● **WHAT NEEDS TO BE DONE**: How many lines of the entries below include the word "Search"? Answer with the number alone.

● **SOURCE DATA**:
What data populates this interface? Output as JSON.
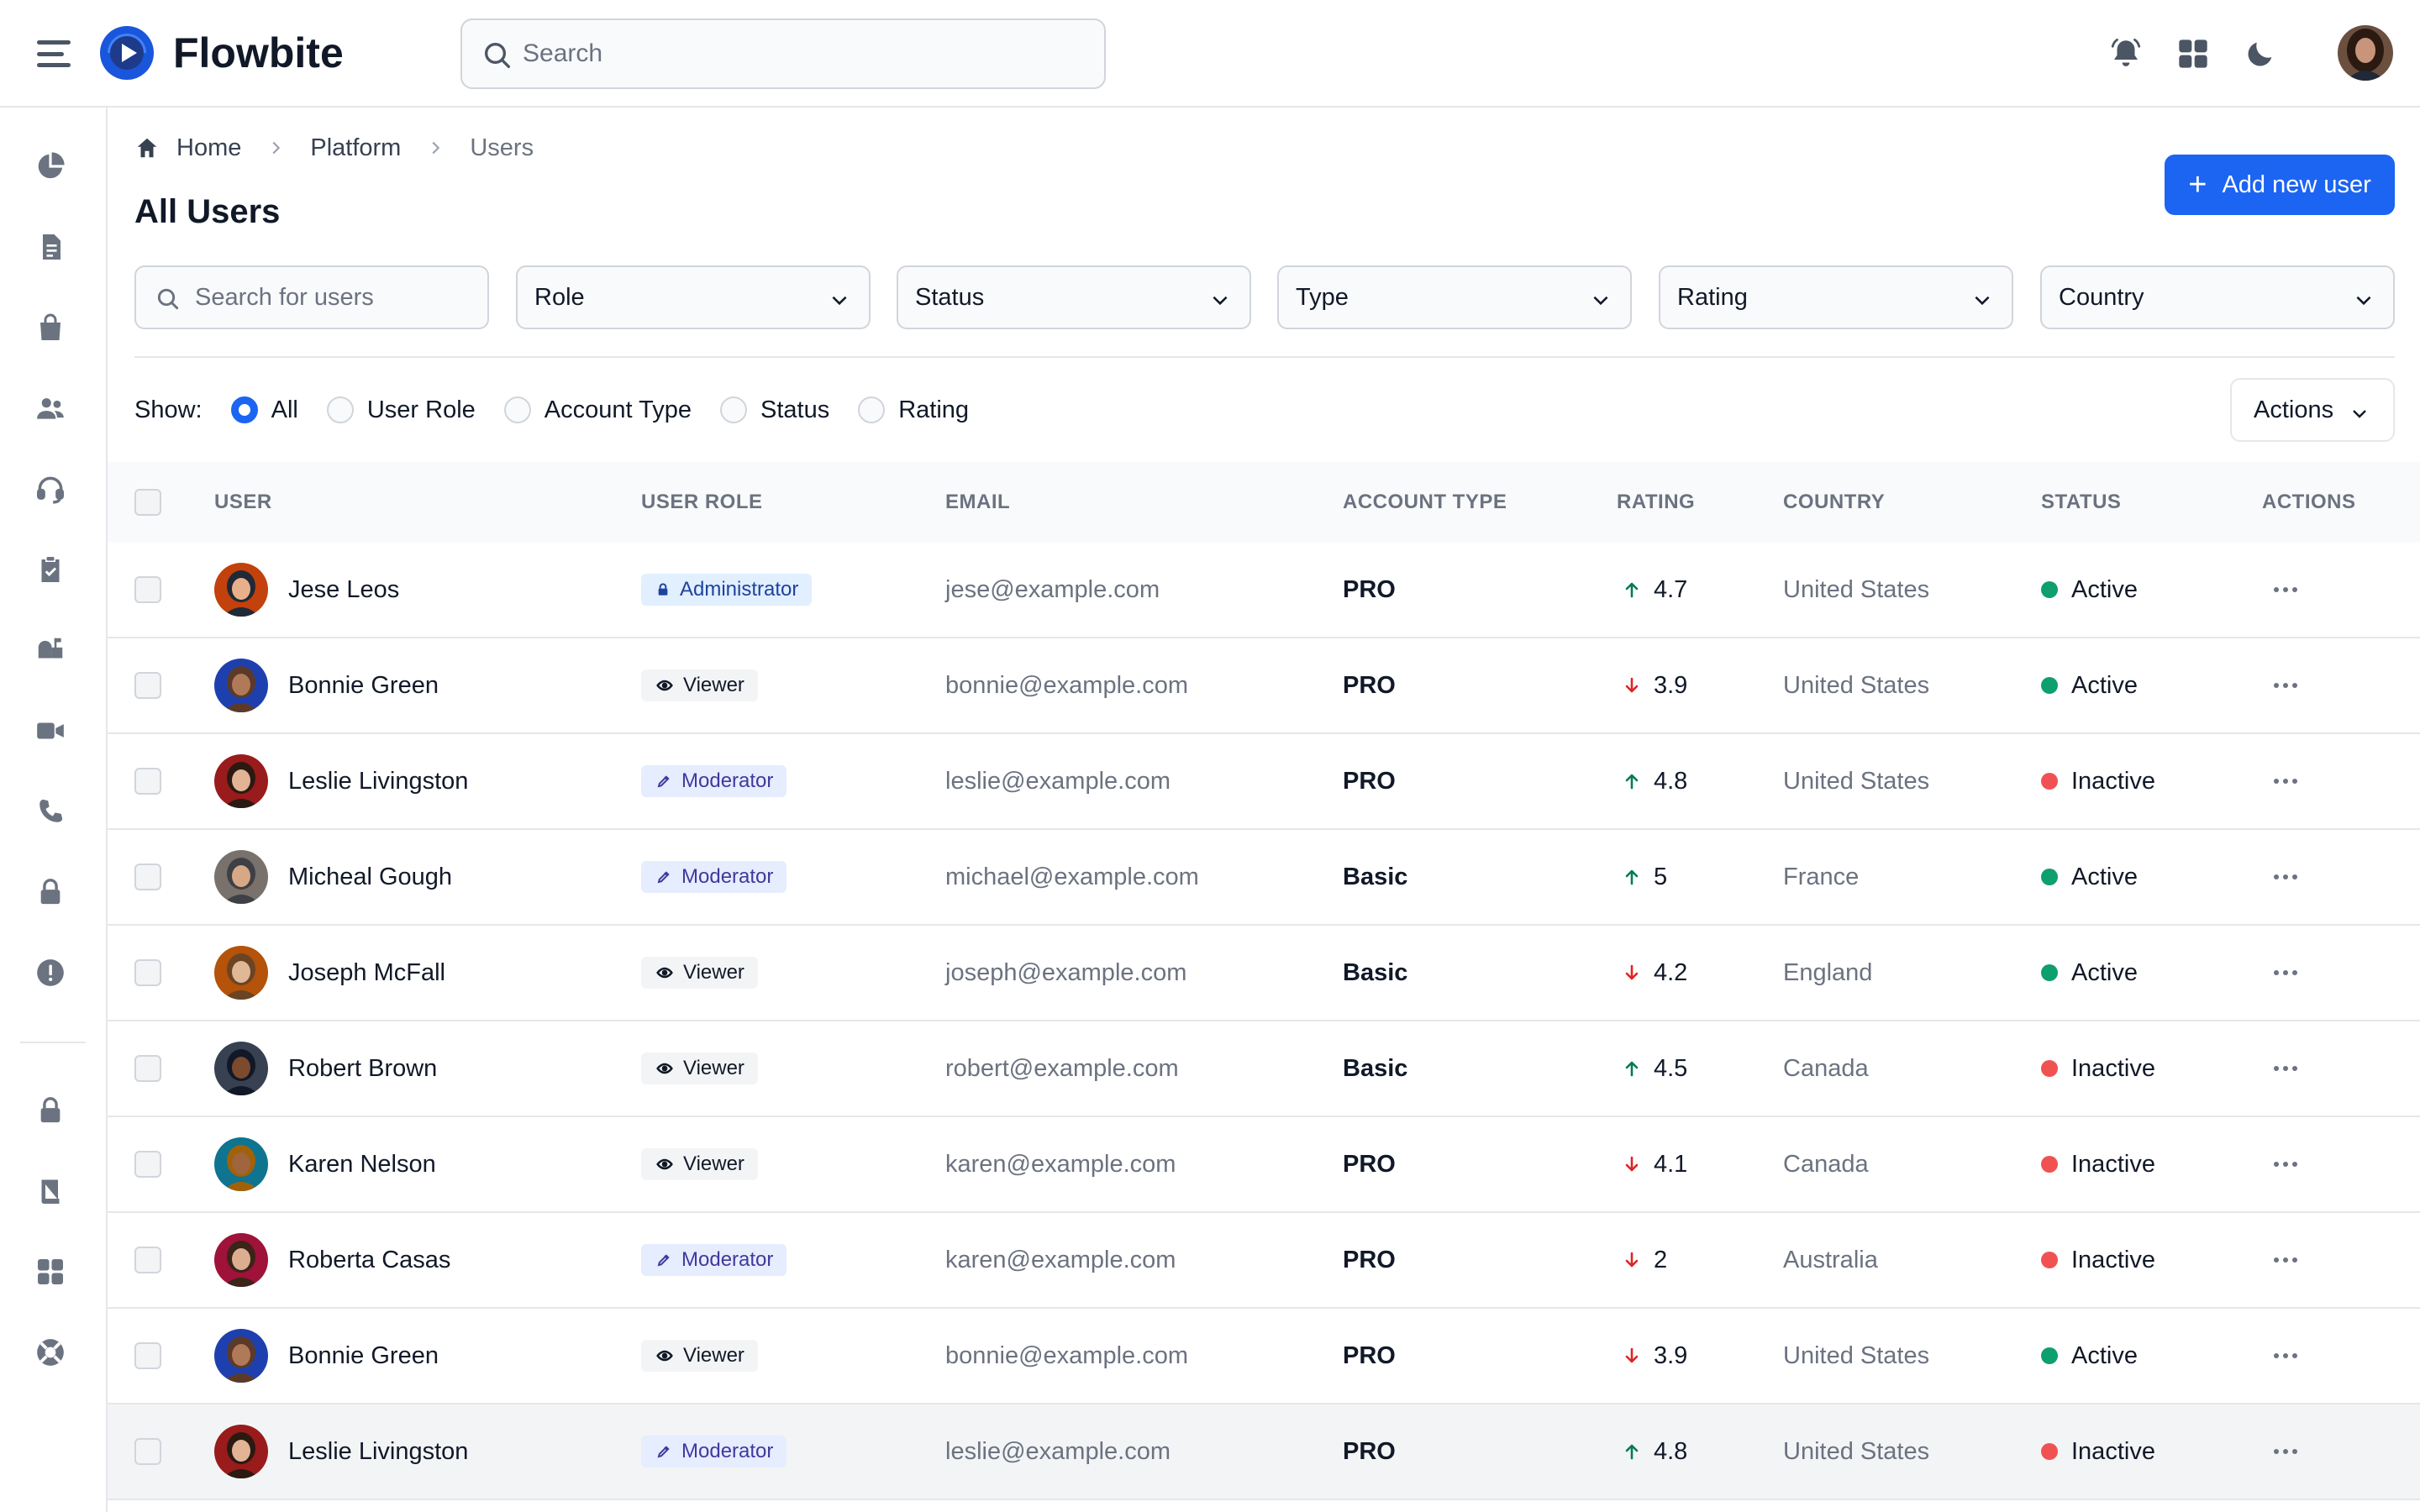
{
  "app": {
    "brand": "Flowbite",
    "search_placeholder": "Search"
  },
  "breadcrumb": [
    "Home",
    "Platform",
    "Users"
  ],
  "page_title": "All Users",
  "add_button": "Add new user",
  "filters": {
    "search_placeholder": "Search for users",
    "selects": [
      "Role",
      "Status",
      "Type",
      "Rating",
      "Country"
    ]
  },
  "show": {
    "label": "Show:",
    "options": [
      "All",
      "User Role",
      "Account Type",
      "Status",
      "Rating"
    ],
    "selected": "All"
  },
  "actions_label": "Actions",
  "table": {
    "headers": [
      "USER",
      "USER ROLE",
      "EMAIL",
      "ACCOUNT TYPE",
      "RATING",
      "COUNTRY",
      "STATUS",
      "ACTIONS"
    ],
    "rows": [
      {
        "name": "Jese Leos",
        "role": "Administrator",
        "role_icon": "lock-icon",
        "email": "jese@example.com",
        "account": "PRO",
        "trend": "up",
        "rating": "4.7",
        "country": "United States",
        "status": "Active"
      },
      {
        "name": "Bonnie Green",
        "role": "Viewer",
        "role_icon": "eye-icon",
        "email": "bonnie@example.com",
        "account": "PRO",
        "trend": "down",
        "rating": "3.9",
        "country": "United States",
        "status": "Active"
      },
      {
        "name": "Leslie Livingston",
        "role": "Moderator",
        "role_icon": "pen-icon",
        "email": "leslie@example.com",
        "account": "PRO",
        "trend": "up",
        "rating": "4.8",
        "country": "United States",
        "status": "Inactive"
      },
      {
        "name": "Micheal Gough",
        "role": "Moderator",
        "role_icon": "pen-icon",
        "email": "michael@example.com",
        "account": "Basic",
        "trend": "up",
        "rating": "5",
        "country": "France",
        "status": "Active"
      },
      {
        "name": "Joseph McFall",
        "role": "Viewer",
        "role_icon": "eye-icon",
        "email": "joseph@example.com",
        "account": "Basic",
        "trend": "down",
        "rating": "4.2",
        "country": "England",
        "status": "Active"
      },
      {
        "name": "Robert Brown",
        "role": "Viewer",
        "role_icon": "eye-icon",
        "email": "robert@example.com",
        "account": "Basic",
        "trend": "up",
        "rating": "4.5",
        "country": "Canada",
        "status": "Inactive"
      },
      {
        "name": "Karen Nelson",
        "role": "Viewer",
        "role_icon": "eye-icon",
        "email": "karen@example.com",
        "account": "PRO",
        "trend": "down",
        "rating": "4.1",
        "country": "Canada",
        "status": "Inactive"
      },
      {
        "name": "Roberta Casas",
        "role": "Moderator",
        "role_icon": "pen-icon",
        "email": "karen@example.com",
        "account": "PRO",
        "trend": "down",
        "rating": "2",
        "country": "Australia",
        "status": "Inactive"
      },
      {
        "name": "Bonnie Green",
        "role": "Viewer",
        "role_icon": "eye-icon",
        "email": "bonnie@example.com",
        "account": "PRO",
        "trend": "down",
        "rating": "3.9",
        "country": "United States",
        "status": "Active"
      },
      {
        "name": "Leslie Livingston",
        "role": "Moderator",
        "role_icon": "pen-icon",
        "email": "leslie@example.com",
        "account": "PRO",
        "trend": "up",
        "rating": "4.8",
        "country": "United States",
        "status": "Inactive"
      }
    ]
  },
  "colors": {
    "primary": "#1c64f2",
    "active": "#0e9f6e",
    "inactive": "#f05252",
    "trend_up": "#057a55",
    "trend_down": "#e02424"
  }
}
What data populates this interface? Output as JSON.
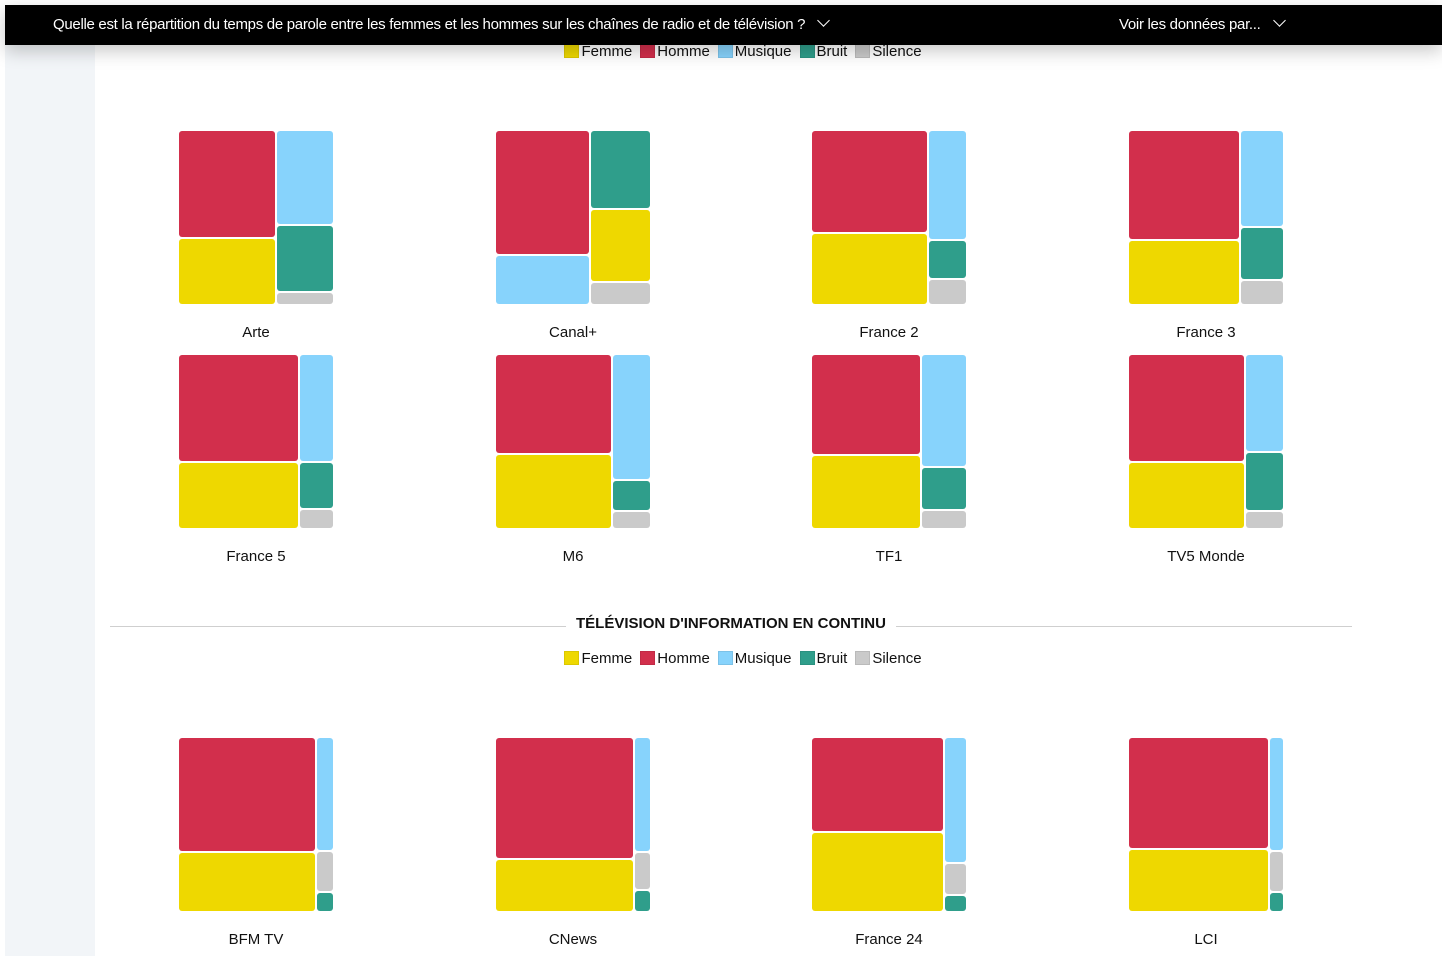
{
  "header": {
    "question": "Quelle est la répartition du temps de parole entre les femmes et les hommes sur les chaînes de radio et de télévision ?",
    "view_by": "Voir les données par..."
  },
  "legend": [
    {
      "label": "Femme",
      "color": "#eed800"
    },
    {
      "label": "Homme",
      "color": "#d22f4c"
    },
    {
      "label": "Musique",
      "color": "#87d3fc"
    },
    {
      "label": "Bruit",
      "color": "#2f9e8b"
    },
    {
      "label": "Silence",
      "color": "#cacaca"
    }
  ],
  "section_info": {
    "title": "TÉLÉVISION D'INFORMATION EN CONTINU"
  },
  "chart_data": [
    {
      "type": "treemap",
      "name": "Arte",
      "unit": "%",
      "left": [
        [
          "Homme",
          39
        ],
        [
          "Femme",
          24
        ]
      ],
      "right": [
        [
          "Musique",
          20
        ],
        [
          "Bruit",
          14.5
        ],
        [
          "Silence",
          2.5
        ]
      ]
    },
    {
      "type": "treemap",
      "name": "Canal+",
      "unit": "%",
      "left": [
        [
          "Homme",
          43.7
        ],
        [
          "Musique",
          17.3
        ]
      ],
      "right": [
        [
          "Bruit",
          17.6
        ],
        [
          "Femme",
          16.5
        ],
        [
          "Silence",
          4.9
        ]
      ]
    },
    {
      "type": "treemap",
      "name": "France 2",
      "unit": "%",
      "left": [
        [
          "Homme",
          44.2
        ],
        [
          "Femme",
          30.8
        ]
      ],
      "right": [
        [
          "Musique",
          15.6
        ],
        [
          "Bruit",
          5.6
        ],
        [
          "Silence",
          3.6
        ]
      ]
    },
    {
      "type": "treemap",
      "name": "France 3",
      "unit": "%",
      "left": [
        [
          "Homme",
          45.4
        ],
        [
          "Femme",
          26.6
        ]
      ],
      "right": [
        [
          "Musique",
          15.5
        ],
        [
          "Bruit",
          8.6
        ],
        [
          "Silence",
          3.9
        ]
      ]
    },
    {
      "type": "treemap",
      "name": "France 5",
      "unit": "%",
      "left": [
        [
          "Homme",
          48.2
        ],
        [
          "Femme",
          29.8
        ]
      ],
      "right": [
        [
          "Musique",
          13.6
        ],
        [
          "Bruit",
          6
        ],
        [
          "Silence",
          2.4
        ]
      ]
    },
    {
      "type": "treemap",
      "name": "M6",
      "unit": "%",
      "left": [
        [
          "Homme",
          42.9
        ],
        [
          "Femme",
          32.1
        ]
      ],
      "right": [
        [
          "Musique",
          18
        ],
        [
          "Bruit",
          4.5
        ],
        [
          "Silence",
          2.5
        ]
      ]
    },
    {
      "type": "treemap",
      "name": "TF1",
      "unit": "%",
      "left": [
        [
          "Homme",
          41
        ],
        [
          "Femme",
          30
        ]
      ],
      "right": [
        [
          "Musique",
          18.8
        ],
        [
          "Bruit",
          7.2
        ],
        [
          "Silence",
          3
        ]
      ]
    },
    {
      "type": "treemap",
      "name": "TV5 Monde",
      "unit": "%",
      "left": [
        [
          "Homme",
          46.4
        ],
        [
          "Femme",
          28.6
        ]
      ],
      "right": [
        [
          "Musique",
          14
        ],
        [
          "Bruit",
          8.5
        ],
        [
          "Silence",
          2.5
        ]
      ]
    },
    {
      "type": "treemap",
      "name": "BFM TV",
      "unit": "%",
      "left": [
        [
          "Homme",
          58.9
        ],
        [
          "Femme",
          30.1
        ]
      ],
      "right": [
        [
          "Musique",
          7.2
        ],
        [
          "Silence",
          2.6
        ],
        [
          "Bruit",
          1.2
        ]
      ]
    },
    {
      "type": "treemap",
      "name": "CNews",
      "unit": "%",
      "left": [
        [
          "Homme",
          62.6
        ],
        [
          "Femme",
          26.9
        ]
      ],
      "right": [
        [
          "Musique",
          6.9
        ],
        [
          "Silence",
          2.3
        ],
        [
          "Bruit",
          1.3
        ]
      ]
    },
    {
      "type": "treemap",
      "name": "France 24",
      "unit": "%",
      "left": [
        [
          "Homme",
          46.6
        ],
        [
          "Femme",
          39.1
        ]
      ],
      "right": [
        [
          "Musique",
          10.3
        ],
        [
          "Silence",
          2.7
        ],
        [
          "Bruit",
          1.3
        ]
      ]
    },
    {
      "type": "treemap",
      "name": "LCI",
      "unit": "%",
      "left": [
        [
          "Homme",
          58.4
        ],
        [
          "Femme",
          32.6
        ]
      ],
      "right": [
        [
          "Musique",
          5.9
        ],
        [
          "Silence",
          2.1
        ],
        [
          "Bruit",
          1.0
        ]
      ]
    }
  ]
}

● **EXERCISE ANSWER**: 2